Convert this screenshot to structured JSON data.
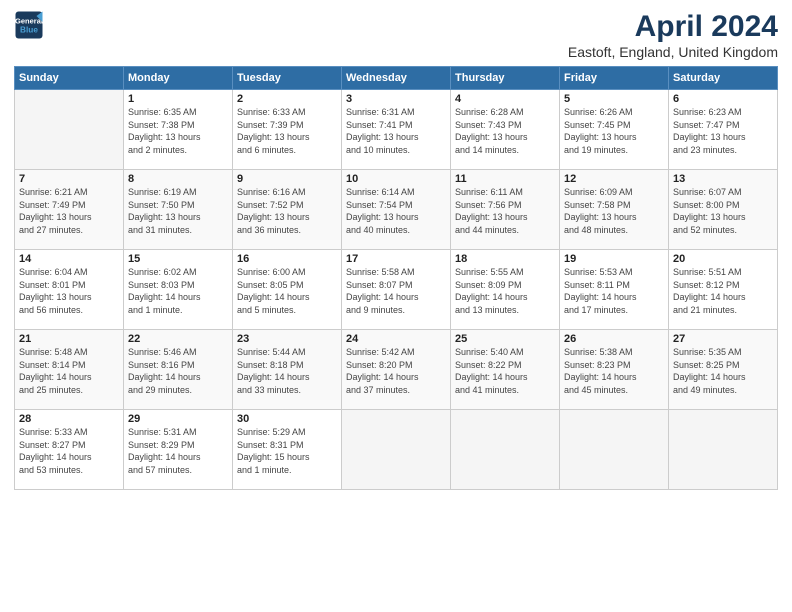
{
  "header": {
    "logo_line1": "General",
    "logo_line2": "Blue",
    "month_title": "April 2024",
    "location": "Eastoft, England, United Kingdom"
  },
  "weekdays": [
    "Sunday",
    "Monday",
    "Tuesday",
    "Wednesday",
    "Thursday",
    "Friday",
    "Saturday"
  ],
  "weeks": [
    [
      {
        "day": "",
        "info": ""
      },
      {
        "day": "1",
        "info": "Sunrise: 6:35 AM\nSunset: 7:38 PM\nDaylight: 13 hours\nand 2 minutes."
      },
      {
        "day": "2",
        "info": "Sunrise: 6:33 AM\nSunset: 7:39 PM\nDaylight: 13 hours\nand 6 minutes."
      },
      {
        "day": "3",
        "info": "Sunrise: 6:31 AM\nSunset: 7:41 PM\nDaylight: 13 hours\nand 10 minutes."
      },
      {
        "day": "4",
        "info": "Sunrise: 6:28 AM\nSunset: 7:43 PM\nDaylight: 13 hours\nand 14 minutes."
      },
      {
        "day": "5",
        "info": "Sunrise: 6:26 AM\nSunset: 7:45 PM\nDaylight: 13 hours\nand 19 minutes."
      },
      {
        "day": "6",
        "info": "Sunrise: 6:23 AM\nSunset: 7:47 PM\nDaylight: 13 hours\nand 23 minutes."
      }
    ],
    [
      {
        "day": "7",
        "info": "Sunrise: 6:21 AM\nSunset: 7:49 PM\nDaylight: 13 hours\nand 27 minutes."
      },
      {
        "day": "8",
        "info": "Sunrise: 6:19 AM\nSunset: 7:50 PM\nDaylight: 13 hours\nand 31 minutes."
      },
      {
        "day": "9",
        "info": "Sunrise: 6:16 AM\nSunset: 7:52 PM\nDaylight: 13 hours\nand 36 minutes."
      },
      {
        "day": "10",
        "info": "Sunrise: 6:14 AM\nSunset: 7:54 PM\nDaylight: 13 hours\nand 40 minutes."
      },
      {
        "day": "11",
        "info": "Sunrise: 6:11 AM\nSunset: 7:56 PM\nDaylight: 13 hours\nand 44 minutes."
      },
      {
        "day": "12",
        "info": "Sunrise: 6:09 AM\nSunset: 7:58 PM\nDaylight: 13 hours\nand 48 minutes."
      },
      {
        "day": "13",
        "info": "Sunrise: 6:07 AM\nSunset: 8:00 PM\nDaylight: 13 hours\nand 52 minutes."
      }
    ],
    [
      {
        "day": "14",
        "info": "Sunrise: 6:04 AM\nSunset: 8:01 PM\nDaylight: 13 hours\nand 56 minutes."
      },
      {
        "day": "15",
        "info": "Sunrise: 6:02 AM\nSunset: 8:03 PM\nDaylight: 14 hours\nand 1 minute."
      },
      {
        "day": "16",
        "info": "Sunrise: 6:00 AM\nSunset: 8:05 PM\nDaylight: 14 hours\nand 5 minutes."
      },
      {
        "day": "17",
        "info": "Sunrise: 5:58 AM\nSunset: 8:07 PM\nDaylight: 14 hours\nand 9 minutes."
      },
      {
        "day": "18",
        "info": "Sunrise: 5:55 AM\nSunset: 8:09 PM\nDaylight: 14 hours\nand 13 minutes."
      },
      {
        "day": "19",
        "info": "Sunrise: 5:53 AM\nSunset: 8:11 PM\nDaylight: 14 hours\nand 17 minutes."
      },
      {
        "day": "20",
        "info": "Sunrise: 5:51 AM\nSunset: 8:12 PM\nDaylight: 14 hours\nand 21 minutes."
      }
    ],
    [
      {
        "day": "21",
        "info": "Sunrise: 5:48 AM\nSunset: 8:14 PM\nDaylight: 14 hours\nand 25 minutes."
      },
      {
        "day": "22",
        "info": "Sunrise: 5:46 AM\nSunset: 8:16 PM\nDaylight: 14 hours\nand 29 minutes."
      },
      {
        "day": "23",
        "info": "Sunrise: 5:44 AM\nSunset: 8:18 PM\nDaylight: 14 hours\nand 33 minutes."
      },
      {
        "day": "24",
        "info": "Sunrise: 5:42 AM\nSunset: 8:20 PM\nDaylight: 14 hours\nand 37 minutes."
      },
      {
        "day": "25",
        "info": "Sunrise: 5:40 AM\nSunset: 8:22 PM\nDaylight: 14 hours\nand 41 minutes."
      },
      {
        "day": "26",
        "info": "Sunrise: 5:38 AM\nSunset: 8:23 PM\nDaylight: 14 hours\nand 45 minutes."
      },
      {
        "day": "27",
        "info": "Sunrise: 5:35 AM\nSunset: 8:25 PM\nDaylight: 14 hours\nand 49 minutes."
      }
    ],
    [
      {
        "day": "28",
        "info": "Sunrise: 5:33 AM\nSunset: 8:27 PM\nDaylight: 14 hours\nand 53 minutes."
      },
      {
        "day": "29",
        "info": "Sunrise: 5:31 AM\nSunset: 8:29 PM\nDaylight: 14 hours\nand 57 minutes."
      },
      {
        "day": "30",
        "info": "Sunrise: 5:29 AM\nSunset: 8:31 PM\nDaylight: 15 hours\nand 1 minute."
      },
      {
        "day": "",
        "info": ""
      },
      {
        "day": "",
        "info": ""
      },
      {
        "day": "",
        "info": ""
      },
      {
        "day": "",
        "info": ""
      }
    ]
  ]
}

-.-.-

Aim of the exercise: Copy the entries exactly. Leave out the images.

Right answer:
Convert this screenshot to structured JSON data.
{
  "header": {
    "logo_line1": "General",
    "logo_line2": "Blue",
    "month_title": "April 2024",
    "location": "Eastoft, England, United Kingdom"
  },
  "weekdays": [
    "Sunday",
    "Monday",
    "Tuesday",
    "Wednesday",
    "Thursday",
    "Friday",
    "Saturday"
  ],
  "weeks": [
    [
      {
        "day": "",
        "info": ""
      },
      {
        "day": "1",
        "info": "Sunrise: 6:35 AM\nSunset: 7:38 PM\nDaylight: 13 hours\nand 2 minutes."
      },
      {
        "day": "2",
        "info": "Sunrise: 6:33 AM\nSunset: 7:39 PM\nDaylight: 13 hours\nand 6 minutes."
      },
      {
        "day": "3",
        "info": "Sunrise: 6:31 AM\nSunset: 7:41 PM\nDaylight: 13 hours\nand 10 minutes."
      },
      {
        "day": "4",
        "info": "Sunrise: 6:28 AM\nSunset: 7:43 PM\nDaylight: 13 hours\nand 14 minutes."
      },
      {
        "day": "5",
        "info": "Sunrise: 6:26 AM\nSunset: 7:45 PM\nDaylight: 13 hours\nand 19 minutes."
      },
      {
        "day": "6",
        "info": "Sunrise: 6:23 AM\nSunset: 7:47 PM\nDaylight: 13 hours\nand 23 minutes."
      }
    ],
    [
      {
        "day": "7",
        "info": "Sunrise: 6:21 AM\nSunset: 7:49 PM\nDaylight: 13 hours\nand 27 minutes."
      },
      {
        "day": "8",
        "info": "Sunrise: 6:19 AM\nSunset: 7:50 PM\nDaylight: 13 hours\nand 31 minutes."
      },
      {
        "day": "9",
        "info": "Sunrise: 6:16 AM\nSunset: 7:52 PM\nDaylight: 13 hours\nand 36 minutes."
      },
      {
        "day": "10",
        "info": "Sunrise: 6:14 AM\nSunset: 7:54 PM\nDaylight: 13 hours\nand 40 minutes."
      },
      {
        "day": "11",
        "info": "Sunrise: 6:11 AM\nSunset: 7:56 PM\nDaylight: 13 hours\nand 44 minutes."
      },
      {
        "day": "12",
        "info": "Sunrise: 6:09 AM\nSunset: 7:58 PM\nDaylight: 13 hours\nand 48 minutes."
      },
      {
        "day": "13",
        "info": "Sunrise: 6:07 AM\nSunset: 8:00 PM\nDaylight: 13 hours\nand 52 minutes."
      }
    ],
    [
      {
        "day": "14",
        "info": "Sunrise: 6:04 AM\nSunset: 8:01 PM\nDaylight: 13 hours\nand 56 minutes."
      },
      {
        "day": "15",
        "info": "Sunrise: 6:02 AM\nSunset: 8:03 PM\nDaylight: 14 hours\nand 1 minute."
      },
      {
        "day": "16",
        "info": "Sunrise: 6:00 AM\nSunset: 8:05 PM\nDaylight: 14 hours\nand 5 minutes."
      },
      {
        "day": "17",
        "info": "Sunrise: 5:58 AM\nSunset: 8:07 PM\nDaylight: 14 hours\nand 9 minutes."
      },
      {
        "day": "18",
        "info": "Sunrise: 5:55 AM\nSunset: 8:09 PM\nDaylight: 14 hours\nand 13 minutes."
      },
      {
        "day": "19",
        "info": "Sunrise: 5:53 AM\nSunset: 8:11 PM\nDaylight: 14 hours\nand 17 minutes."
      },
      {
        "day": "20",
        "info": "Sunrise: 5:51 AM\nSunset: 8:12 PM\nDaylight: 14 hours\nand 21 minutes."
      }
    ],
    [
      {
        "day": "21",
        "info": "Sunrise: 5:48 AM\nSunset: 8:14 PM\nDaylight: 14 hours\nand 25 minutes."
      },
      {
        "day": "22",
        "info": "Sunrise: 5:46 AM\nSunset: 8:16 PM\nDaylight: 14 hours\nand 29 minutes."
      },
      {
        "day": "23",
        "info": "Sunrise: 5:44 AM\nSunset: 8:18 PM\nDaylight: 14 hours\nand 33 minutes."
      },
      {
        "day": "24",
        "info": "Sunrise: 5:42 AM\nSunset: 8:20 PM\nDaylight: 14 hours\nand 37 minutes."
      },
      {
        "day": "25",
        "info": "Sunrise: 5:40 AM\nSunset: 8:22 PM\nDaylight: 14 hours\nand 41 minutes."
      },
      {
        "day": "26",
        "info": "Sunrise: 5:38 AM\nSunset: 8:23 PM\nDaylight: 14 hours\nand 45 minutes."
      },
      {
        "day": "27",
        "info": "Sunrise: 5:35 AM\nSunset: 8:25 PM\nDaylight: 14 hours\nand 49 minutes."
      }
    ],
    [
      {
        "day": "28",
        "info": "Sunrise: 5:33 AM\nSunset: 8:27 PM\nDaylight: 14 hours\nand 53 minutes."
      },
      {
        "day": "29",
        "info": "Sunrise: 5:31 AM\nSunset: 8:29 PM\nDaylight: 14 hours\nand 57 minutes."
      },
      {
        "day": "30",
        "info": "Sunrise: 5:29 AM\nSunset: 8:31 PM\nDaylight: 15 hours\nand 1 minute."
      },
      {
        "day": "",
        "info": ""
      },
      {
        "day": "",
        "info": ""
      },
      {
        "day": "",
        "info": ""
      },
      {
        "day": "",
        "info": ""
      }
    ]
  ]
}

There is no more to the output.